Do any lines in the data below contain "están"? If so, copy every one of them.
○ ○ ○ ○ ○
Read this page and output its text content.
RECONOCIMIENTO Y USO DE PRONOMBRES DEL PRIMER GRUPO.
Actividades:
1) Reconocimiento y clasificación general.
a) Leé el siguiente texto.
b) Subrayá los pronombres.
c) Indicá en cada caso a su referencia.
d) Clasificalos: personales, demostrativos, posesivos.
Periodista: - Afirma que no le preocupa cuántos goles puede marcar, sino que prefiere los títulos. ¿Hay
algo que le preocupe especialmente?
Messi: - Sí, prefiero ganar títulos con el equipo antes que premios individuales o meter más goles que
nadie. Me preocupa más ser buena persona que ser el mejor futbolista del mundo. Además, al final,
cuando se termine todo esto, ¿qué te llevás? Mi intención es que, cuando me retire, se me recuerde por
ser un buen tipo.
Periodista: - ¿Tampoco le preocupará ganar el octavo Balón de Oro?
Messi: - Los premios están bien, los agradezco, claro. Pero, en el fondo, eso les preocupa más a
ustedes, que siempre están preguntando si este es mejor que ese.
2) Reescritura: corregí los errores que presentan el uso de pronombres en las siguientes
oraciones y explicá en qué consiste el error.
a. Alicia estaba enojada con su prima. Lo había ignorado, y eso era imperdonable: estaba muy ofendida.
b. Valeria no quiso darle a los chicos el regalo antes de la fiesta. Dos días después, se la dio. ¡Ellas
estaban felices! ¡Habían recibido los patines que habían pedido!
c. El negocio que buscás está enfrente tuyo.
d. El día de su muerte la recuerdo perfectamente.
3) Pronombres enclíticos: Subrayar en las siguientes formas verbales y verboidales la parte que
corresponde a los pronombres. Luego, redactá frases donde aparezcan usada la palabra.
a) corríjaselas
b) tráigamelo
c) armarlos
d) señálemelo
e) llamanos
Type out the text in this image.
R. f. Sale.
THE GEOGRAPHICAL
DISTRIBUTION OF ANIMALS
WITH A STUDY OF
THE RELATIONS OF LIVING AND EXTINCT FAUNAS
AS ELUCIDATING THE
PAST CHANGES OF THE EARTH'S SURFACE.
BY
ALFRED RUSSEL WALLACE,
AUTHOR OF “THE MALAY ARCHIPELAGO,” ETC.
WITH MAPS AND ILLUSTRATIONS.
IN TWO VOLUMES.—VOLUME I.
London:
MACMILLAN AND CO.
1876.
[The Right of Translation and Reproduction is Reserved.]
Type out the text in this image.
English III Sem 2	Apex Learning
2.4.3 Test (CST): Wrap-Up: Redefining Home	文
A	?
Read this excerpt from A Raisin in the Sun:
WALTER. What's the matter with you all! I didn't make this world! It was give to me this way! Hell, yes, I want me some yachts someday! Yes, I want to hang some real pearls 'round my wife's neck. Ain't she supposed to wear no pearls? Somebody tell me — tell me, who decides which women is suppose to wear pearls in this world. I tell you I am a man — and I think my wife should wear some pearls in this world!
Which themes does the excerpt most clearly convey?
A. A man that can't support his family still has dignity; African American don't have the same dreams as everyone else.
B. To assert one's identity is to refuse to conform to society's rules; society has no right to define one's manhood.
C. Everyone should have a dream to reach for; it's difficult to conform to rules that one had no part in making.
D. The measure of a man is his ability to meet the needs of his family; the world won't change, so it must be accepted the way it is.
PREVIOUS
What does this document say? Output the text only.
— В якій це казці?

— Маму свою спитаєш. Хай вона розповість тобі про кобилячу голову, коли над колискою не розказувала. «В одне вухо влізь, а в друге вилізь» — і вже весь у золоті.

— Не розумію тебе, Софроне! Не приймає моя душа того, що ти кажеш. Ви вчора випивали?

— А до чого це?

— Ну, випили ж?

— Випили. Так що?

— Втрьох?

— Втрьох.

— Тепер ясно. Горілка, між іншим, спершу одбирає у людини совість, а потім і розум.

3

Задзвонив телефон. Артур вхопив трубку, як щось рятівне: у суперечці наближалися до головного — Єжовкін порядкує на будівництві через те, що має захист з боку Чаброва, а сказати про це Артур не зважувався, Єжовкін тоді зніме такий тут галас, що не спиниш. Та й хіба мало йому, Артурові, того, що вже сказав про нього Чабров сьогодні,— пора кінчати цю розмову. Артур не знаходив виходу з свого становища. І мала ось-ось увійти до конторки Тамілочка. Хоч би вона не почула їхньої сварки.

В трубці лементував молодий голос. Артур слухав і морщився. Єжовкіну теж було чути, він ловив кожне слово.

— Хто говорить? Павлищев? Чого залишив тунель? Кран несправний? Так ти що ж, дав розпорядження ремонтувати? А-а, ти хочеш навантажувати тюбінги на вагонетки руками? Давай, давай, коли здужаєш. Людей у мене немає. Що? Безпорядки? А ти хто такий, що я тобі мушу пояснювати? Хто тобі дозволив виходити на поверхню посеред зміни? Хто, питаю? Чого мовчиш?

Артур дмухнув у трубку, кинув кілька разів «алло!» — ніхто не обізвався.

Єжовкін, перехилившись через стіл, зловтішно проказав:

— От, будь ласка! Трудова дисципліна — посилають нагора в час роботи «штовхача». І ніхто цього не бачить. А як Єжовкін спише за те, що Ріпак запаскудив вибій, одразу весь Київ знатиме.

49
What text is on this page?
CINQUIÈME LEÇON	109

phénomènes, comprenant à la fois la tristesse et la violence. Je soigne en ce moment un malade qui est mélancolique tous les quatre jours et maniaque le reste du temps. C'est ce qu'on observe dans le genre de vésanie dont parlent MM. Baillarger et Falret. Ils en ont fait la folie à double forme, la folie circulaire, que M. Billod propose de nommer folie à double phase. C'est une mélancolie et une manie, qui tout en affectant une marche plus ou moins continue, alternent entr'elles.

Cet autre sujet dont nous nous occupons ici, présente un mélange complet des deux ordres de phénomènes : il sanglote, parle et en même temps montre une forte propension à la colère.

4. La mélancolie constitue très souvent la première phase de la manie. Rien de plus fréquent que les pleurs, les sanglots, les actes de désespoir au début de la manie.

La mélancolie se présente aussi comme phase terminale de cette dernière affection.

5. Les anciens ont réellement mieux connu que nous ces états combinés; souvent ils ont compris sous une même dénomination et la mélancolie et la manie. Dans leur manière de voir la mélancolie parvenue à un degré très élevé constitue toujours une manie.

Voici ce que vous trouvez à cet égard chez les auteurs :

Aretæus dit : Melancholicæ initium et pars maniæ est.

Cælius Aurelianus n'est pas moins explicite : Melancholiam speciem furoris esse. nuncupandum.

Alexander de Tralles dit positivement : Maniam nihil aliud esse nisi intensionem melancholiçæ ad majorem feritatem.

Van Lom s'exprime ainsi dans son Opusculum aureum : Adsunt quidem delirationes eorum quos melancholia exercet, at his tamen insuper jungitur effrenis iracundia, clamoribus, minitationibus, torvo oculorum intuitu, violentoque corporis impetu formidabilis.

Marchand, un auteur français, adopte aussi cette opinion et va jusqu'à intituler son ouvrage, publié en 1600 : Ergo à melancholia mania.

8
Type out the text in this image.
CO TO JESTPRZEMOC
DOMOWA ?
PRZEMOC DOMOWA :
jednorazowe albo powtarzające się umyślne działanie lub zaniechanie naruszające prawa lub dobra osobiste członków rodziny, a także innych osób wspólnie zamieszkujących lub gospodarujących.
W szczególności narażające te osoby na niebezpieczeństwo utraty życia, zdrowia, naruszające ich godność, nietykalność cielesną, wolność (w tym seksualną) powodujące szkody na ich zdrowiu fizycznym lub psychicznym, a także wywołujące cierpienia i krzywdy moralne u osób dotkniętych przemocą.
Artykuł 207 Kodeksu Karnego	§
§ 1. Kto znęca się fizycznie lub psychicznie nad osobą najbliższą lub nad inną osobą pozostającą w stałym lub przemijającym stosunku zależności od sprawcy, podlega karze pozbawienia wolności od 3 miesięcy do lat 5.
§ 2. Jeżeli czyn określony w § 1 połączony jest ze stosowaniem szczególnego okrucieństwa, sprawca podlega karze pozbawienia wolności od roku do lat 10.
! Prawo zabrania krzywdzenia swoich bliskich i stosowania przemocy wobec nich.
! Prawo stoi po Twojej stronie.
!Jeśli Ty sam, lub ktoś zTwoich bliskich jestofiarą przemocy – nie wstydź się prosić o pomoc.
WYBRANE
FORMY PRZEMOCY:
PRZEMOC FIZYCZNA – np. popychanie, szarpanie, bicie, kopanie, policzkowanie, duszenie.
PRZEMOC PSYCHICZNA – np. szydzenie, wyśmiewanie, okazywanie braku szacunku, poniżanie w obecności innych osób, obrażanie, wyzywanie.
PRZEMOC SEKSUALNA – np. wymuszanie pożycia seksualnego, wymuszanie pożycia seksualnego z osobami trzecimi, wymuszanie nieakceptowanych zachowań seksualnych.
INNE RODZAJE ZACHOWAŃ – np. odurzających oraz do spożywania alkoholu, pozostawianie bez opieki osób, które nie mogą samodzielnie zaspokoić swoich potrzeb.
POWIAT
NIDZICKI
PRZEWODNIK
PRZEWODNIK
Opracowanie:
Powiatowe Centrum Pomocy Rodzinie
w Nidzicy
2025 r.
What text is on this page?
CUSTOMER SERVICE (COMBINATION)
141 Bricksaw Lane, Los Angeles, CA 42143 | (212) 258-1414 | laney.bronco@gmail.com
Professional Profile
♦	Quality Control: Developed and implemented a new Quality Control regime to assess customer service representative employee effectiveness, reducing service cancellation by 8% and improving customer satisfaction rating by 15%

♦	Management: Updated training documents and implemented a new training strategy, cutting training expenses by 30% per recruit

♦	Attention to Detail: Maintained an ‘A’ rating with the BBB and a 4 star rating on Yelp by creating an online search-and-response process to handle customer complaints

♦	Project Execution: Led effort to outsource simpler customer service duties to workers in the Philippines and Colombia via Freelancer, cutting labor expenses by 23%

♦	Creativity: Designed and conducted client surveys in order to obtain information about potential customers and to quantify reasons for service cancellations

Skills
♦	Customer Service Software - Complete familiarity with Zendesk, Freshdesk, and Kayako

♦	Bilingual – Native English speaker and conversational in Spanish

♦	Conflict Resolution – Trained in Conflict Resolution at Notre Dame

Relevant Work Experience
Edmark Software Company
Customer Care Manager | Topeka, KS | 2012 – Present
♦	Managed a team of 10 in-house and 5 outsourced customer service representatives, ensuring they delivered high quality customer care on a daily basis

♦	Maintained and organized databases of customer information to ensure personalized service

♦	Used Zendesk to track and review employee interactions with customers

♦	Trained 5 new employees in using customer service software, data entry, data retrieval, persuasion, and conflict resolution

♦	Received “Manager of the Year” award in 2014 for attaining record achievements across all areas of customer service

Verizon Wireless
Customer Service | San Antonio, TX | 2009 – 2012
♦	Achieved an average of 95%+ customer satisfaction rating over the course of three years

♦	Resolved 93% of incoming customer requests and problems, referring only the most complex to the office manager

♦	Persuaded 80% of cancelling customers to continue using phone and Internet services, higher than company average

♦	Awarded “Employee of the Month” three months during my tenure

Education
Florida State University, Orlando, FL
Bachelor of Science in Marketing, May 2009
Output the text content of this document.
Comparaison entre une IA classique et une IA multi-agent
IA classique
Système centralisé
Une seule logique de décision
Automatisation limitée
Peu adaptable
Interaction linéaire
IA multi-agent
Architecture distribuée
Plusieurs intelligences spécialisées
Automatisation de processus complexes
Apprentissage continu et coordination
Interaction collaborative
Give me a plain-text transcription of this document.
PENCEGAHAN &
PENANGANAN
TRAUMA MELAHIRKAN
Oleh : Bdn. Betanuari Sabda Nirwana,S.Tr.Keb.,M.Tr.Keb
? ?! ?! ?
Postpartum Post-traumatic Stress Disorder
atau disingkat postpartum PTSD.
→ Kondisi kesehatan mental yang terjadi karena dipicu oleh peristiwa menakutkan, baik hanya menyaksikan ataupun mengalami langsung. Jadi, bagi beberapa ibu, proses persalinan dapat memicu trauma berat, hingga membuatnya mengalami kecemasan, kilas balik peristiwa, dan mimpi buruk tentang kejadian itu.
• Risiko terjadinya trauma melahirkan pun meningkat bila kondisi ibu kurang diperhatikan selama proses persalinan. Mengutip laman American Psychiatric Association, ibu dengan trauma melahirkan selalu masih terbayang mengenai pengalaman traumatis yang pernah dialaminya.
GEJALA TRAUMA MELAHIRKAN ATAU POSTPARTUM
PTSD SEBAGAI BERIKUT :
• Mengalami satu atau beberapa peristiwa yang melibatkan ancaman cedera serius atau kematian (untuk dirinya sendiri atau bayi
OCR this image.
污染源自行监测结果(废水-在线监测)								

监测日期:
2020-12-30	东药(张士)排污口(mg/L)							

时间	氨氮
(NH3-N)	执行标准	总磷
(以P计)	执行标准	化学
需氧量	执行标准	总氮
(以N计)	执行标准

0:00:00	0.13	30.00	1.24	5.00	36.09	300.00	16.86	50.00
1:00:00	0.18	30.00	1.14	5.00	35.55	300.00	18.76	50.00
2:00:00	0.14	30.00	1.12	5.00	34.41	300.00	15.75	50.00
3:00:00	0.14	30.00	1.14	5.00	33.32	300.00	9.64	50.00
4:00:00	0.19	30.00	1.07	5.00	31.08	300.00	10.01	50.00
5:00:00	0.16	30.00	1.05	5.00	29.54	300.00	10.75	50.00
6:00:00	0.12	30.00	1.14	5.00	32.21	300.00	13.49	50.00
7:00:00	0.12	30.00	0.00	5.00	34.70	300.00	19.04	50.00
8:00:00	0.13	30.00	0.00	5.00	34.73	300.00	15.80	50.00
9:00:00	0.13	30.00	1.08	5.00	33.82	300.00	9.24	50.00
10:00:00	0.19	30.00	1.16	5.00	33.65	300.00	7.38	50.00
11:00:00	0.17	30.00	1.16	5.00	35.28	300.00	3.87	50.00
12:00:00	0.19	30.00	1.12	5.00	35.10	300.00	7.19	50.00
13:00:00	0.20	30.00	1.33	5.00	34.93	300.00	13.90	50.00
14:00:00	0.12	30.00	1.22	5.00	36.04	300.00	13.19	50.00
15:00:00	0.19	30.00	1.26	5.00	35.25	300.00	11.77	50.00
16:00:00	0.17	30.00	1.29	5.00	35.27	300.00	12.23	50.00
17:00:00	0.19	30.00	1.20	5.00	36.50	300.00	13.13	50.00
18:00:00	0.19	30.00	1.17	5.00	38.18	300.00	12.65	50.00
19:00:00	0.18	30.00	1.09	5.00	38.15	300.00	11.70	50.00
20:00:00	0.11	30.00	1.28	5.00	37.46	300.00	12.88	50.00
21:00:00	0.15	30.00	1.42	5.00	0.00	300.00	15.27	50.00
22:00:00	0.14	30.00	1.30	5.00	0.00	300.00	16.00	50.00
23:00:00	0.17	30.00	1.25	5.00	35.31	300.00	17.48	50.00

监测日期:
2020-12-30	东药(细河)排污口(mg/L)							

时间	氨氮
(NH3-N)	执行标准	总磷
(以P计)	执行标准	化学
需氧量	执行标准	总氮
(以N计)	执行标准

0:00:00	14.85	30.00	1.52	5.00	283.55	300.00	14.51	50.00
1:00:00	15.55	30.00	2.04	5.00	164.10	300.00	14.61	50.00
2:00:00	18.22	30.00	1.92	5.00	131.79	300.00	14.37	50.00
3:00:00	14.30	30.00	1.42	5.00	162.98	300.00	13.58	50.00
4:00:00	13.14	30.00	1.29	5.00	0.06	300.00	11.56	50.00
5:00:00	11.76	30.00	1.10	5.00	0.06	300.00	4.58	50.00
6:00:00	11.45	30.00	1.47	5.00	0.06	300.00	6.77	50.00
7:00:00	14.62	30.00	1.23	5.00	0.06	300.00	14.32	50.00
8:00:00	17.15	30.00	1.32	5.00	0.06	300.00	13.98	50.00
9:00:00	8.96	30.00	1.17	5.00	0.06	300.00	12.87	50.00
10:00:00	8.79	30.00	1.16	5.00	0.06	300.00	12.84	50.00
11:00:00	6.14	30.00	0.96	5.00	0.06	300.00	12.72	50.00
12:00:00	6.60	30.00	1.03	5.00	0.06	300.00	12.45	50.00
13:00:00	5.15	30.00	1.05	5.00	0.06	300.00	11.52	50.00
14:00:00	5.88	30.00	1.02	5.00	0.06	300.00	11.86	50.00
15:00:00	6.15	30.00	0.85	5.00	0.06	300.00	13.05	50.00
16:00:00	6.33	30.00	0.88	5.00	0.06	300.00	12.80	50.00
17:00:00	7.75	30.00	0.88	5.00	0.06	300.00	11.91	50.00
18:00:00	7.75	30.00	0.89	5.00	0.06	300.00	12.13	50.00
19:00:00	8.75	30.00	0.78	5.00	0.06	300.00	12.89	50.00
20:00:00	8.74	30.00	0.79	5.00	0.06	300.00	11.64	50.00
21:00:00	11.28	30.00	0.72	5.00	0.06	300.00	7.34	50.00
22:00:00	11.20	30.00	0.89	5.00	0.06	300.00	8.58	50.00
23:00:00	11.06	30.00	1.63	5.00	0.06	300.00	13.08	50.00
○ ○ ○ ○ ○
**EXPECTED OUTPUT**
Messi: - Los premios están bien, los agradezco, claro. Pero, en el fondo, eso les preocupa más a
ustedes, que siempre están preguntando si este es mejor que ese.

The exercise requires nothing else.